** start ENTRIES SUPPLIED **

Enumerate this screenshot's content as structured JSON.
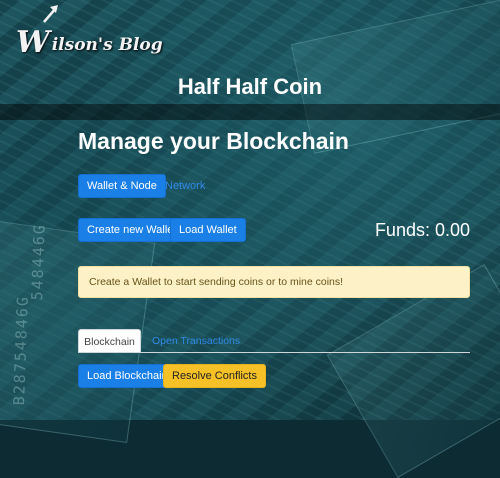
{
  "logo": {
    "initial": "W",
    "text": "ilson's Blog"
  },
  "navbar": {
    "title": "Half Half Coin"
  },
  "main": {
    "heading": "Manage your Blockchain",
    "top_tabs": [
      {
        "label": "Wallet & Node",
        "active": true
      },
      {
        "label": "Network",
        "active": false
      }
    ],
    "wallet_buttons": {
      "create": "Create new Wallet",
      "load": "Load Wallet"
    },
    "funds": "Funds: 0.00",
    "alert": "Create a Wallet to start sending coins or to mine coins!",
    "bottom_tabs": [
      {
        "label": "Blockchain",
        "active": true
      },
      {
        "label": "Open Transactions",
        "active": false
      }
    ],
    "chain_buttons": {
      "load": "Load Blockchain",
      "resolve": "Resolve Conflicts"
    }
  },
  "background": {
    "serials": [
      "B28754846G",
      "548446G"
    ]
  },
  "colors": {
    "primary": "#1a7fe6",
    "warning": "#f6c127",
    "alert_bg": "#fdf1c8",
    "link": "#2f8bea"
  }
}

** end ENTRIES SUPPLIED **

_CHALLENGE:_
Quote in full the listing given above; the images are to be left out.

_TASK SOLUTION:_
Enumerate this screenshot's content as structured JSON.
{
  "logo": {
    "initial": "W",
    "text": "ilson's Blog"
  },
  "navbar": {
    "title": "Half Half Coin"
  },
  "main": {
    "heading": "Manage your Blockchain",
    "top_tabs": [
      {
        "label": "Wallet & Node",
        "active": true
      },
      {
        "label": "Network",
        "active": false
      }
    ],
    "wallet_buttons": {
      "create": "Create new Wallet",
      "load": "Load Wallet"
    },
    "funds": "Funds: 0.00",
    "alert": "Create a Wallet to start sending coins or to mine coins!",
    "bottom_tabs": [
      {
        "label": "Blockchain",
        "active": true
      },
      {
        "label": "Open Transactions",
        "active": false
      }
    ],
    "chain_buttons": {
      "load": "Load Blockchain",
      "resolve": "Resolve Conflicts"
    }
  },
  "background": {
    "serials": [
      "B28754846G",
      "548446G"
    ]
  },
  "colors": {
    "primary": "#1a7fe6",
    "warning": "#f6c127",
    "alert_bg": "#fdf1c8",
    "link": "#2f8bea"
  }
}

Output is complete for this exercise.